[A run of records]
***

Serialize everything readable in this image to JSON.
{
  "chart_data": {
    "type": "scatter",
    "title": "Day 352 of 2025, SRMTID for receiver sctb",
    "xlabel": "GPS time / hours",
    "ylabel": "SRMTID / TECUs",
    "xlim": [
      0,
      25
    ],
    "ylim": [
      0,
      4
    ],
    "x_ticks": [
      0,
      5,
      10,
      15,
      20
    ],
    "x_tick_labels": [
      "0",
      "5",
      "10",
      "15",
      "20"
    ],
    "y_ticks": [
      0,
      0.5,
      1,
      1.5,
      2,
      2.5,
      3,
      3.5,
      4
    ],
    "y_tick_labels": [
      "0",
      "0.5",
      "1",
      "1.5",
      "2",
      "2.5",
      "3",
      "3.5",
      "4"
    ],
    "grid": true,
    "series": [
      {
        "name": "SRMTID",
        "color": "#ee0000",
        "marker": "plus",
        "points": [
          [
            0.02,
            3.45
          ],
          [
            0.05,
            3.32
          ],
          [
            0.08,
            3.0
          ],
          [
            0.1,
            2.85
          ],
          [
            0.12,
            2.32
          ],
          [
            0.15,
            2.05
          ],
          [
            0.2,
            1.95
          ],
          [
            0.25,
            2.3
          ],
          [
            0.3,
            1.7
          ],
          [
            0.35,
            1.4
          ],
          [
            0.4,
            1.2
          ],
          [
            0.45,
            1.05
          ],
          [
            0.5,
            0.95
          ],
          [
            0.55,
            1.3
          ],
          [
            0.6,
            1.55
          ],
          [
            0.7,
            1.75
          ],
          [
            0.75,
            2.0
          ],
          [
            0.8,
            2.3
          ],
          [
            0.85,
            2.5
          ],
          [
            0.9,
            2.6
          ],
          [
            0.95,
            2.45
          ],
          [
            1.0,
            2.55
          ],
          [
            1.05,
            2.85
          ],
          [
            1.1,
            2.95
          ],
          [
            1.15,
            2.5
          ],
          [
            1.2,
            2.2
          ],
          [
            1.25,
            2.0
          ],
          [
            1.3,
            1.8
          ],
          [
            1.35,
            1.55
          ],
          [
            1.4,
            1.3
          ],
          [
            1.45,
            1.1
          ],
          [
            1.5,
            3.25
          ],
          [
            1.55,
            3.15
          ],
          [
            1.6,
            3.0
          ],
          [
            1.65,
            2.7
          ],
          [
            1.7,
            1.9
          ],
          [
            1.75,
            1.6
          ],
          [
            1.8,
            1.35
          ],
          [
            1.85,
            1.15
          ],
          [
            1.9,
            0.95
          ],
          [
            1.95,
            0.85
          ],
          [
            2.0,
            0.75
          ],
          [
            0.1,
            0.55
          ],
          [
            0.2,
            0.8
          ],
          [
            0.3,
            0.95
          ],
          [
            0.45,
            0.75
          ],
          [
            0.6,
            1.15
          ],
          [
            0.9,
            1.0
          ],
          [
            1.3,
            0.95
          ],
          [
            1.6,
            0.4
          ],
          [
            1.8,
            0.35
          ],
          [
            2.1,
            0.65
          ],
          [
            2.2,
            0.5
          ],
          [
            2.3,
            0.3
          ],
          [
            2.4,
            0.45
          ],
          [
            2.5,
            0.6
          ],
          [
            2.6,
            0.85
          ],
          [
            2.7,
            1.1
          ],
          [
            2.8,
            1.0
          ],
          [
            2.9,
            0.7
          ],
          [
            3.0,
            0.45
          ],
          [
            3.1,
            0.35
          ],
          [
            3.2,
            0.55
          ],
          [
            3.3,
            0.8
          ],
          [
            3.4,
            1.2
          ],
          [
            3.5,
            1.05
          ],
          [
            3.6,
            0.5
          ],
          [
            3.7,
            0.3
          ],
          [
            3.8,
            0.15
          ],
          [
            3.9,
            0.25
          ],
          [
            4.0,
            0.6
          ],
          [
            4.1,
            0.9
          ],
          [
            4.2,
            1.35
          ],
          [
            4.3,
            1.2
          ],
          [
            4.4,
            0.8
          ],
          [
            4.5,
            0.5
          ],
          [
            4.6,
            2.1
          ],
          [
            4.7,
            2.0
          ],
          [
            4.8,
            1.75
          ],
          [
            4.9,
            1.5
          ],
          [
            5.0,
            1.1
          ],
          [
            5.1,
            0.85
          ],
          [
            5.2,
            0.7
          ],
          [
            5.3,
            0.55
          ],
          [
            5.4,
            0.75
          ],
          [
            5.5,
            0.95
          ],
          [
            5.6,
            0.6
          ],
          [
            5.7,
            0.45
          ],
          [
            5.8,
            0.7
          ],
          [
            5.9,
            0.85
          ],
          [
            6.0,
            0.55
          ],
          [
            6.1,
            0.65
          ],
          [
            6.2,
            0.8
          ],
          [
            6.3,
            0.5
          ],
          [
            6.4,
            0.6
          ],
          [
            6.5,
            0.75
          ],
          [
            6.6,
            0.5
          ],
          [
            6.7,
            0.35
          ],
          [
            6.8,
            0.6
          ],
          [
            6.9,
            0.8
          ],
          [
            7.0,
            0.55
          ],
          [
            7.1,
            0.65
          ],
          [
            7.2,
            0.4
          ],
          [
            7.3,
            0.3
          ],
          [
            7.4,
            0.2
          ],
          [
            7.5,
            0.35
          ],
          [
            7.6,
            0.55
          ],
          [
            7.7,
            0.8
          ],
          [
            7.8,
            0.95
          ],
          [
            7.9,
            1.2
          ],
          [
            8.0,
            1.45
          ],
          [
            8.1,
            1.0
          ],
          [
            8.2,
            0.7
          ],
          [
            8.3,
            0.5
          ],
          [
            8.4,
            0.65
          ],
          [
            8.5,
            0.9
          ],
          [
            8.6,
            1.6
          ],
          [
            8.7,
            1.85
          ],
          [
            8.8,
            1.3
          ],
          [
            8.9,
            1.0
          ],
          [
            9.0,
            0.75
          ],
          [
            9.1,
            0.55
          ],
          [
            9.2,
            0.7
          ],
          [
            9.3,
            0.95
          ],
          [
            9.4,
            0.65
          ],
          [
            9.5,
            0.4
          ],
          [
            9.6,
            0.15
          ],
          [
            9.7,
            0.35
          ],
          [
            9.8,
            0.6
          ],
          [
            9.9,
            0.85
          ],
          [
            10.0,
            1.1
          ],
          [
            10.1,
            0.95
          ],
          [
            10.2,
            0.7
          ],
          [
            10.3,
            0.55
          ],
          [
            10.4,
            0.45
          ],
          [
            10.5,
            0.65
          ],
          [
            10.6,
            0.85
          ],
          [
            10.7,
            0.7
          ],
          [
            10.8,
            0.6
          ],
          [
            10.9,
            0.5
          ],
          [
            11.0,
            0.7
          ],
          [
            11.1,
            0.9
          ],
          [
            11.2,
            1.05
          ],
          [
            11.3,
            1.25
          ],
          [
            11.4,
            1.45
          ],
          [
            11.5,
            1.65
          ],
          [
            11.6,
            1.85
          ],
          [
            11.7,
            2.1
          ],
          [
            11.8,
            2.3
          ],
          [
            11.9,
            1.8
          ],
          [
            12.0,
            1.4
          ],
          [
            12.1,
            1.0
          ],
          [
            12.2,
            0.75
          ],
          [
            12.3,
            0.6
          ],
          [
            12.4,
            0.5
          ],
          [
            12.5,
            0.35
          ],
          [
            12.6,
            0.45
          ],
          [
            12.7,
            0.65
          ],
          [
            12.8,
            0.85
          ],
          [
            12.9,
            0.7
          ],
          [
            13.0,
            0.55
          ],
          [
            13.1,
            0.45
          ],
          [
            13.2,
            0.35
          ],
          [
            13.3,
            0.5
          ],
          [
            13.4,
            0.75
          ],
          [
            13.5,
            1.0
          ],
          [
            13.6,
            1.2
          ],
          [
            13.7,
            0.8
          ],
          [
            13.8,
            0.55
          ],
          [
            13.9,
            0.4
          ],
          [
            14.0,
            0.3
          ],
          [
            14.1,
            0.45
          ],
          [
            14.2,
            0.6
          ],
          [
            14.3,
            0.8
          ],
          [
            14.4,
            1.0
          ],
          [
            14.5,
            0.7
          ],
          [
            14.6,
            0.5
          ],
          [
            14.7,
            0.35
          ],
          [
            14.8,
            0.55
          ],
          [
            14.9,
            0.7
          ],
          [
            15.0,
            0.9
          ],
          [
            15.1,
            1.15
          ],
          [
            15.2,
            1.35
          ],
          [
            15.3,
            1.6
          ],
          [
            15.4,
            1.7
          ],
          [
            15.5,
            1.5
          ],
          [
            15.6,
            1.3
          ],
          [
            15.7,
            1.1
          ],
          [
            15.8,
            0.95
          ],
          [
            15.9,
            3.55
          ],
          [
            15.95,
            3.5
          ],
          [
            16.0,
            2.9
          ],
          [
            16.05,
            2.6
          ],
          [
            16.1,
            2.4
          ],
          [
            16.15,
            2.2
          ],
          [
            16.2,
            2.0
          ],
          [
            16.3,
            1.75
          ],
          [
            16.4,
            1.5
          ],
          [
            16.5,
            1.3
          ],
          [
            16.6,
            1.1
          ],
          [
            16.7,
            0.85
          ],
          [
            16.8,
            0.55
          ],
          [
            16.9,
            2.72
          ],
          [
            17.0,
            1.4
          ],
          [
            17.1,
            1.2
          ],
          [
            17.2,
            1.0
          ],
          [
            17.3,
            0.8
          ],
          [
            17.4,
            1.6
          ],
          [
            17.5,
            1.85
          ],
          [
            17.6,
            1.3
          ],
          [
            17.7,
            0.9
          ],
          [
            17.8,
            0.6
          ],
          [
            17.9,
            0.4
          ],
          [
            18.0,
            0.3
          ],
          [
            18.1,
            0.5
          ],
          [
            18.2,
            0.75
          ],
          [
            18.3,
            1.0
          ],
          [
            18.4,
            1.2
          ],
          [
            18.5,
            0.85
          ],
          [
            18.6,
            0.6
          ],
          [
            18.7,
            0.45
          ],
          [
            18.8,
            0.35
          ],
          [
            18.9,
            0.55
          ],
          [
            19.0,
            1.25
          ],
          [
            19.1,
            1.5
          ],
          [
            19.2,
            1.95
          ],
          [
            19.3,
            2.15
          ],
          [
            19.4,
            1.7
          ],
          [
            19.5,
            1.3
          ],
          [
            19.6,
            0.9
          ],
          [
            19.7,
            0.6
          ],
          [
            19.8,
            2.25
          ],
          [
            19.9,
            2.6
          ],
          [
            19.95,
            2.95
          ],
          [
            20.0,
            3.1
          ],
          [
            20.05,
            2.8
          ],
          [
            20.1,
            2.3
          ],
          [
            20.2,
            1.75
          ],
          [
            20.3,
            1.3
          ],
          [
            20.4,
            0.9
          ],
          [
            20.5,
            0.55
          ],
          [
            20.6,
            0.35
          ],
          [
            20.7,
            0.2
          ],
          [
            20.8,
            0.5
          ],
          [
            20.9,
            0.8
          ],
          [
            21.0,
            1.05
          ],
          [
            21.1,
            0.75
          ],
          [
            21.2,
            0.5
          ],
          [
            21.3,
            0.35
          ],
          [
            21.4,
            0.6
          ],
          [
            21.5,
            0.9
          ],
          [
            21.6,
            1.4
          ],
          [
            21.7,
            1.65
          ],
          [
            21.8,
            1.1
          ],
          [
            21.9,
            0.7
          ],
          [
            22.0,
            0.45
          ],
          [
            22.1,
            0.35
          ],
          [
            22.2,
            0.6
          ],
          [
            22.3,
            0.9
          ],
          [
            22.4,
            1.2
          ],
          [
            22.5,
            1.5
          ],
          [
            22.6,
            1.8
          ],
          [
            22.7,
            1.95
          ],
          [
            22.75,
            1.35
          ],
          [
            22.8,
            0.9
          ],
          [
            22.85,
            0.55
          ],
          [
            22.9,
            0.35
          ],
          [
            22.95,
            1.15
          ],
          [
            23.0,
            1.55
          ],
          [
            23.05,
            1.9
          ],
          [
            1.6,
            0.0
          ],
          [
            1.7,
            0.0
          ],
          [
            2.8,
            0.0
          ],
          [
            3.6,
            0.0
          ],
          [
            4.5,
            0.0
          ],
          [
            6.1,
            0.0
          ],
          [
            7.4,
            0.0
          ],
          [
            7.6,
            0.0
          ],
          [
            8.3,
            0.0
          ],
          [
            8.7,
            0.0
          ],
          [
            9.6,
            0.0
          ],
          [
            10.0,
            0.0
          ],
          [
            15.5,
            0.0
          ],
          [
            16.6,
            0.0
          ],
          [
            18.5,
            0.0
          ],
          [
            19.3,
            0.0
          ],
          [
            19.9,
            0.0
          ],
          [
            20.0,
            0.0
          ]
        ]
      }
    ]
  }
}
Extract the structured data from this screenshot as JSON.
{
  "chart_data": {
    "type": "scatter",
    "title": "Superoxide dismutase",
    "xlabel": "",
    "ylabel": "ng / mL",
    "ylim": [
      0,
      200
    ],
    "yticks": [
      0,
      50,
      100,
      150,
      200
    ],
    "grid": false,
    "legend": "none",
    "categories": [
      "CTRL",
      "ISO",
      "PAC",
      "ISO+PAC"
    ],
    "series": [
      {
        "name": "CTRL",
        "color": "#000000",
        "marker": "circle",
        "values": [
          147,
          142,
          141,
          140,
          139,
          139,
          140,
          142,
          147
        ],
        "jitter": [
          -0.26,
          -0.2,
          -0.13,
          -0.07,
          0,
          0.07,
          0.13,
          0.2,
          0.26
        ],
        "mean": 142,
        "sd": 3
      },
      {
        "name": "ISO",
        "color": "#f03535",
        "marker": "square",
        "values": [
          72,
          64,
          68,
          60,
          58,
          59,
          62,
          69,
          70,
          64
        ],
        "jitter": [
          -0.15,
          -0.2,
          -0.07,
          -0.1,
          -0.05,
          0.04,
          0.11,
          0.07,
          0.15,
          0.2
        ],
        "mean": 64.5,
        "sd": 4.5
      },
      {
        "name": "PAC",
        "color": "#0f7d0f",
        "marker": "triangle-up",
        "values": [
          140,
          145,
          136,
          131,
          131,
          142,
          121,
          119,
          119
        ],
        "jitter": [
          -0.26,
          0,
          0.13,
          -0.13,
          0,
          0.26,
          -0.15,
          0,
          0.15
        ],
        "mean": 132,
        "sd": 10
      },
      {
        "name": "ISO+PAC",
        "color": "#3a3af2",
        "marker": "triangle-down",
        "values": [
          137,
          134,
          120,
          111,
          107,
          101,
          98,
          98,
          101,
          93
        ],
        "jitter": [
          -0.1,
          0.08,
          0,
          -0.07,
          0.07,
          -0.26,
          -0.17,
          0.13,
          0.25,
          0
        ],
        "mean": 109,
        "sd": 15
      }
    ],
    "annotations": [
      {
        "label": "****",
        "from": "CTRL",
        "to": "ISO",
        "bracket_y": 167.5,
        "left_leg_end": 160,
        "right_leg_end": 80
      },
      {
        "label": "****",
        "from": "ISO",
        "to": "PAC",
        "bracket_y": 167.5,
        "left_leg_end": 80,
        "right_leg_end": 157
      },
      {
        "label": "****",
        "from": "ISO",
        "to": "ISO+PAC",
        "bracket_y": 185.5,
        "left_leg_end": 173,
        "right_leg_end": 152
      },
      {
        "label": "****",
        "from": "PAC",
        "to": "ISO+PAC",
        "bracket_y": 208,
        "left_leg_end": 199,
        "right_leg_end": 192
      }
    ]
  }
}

***

## Do this
Scan the material above for the word "name". Copy each line where it occurs.

## Exercise solution
        "name": "SRMTID",
        "name": "CTRL",
        "name": "ISO",
        "name": "PAC",
        "name": "ISO+PAC",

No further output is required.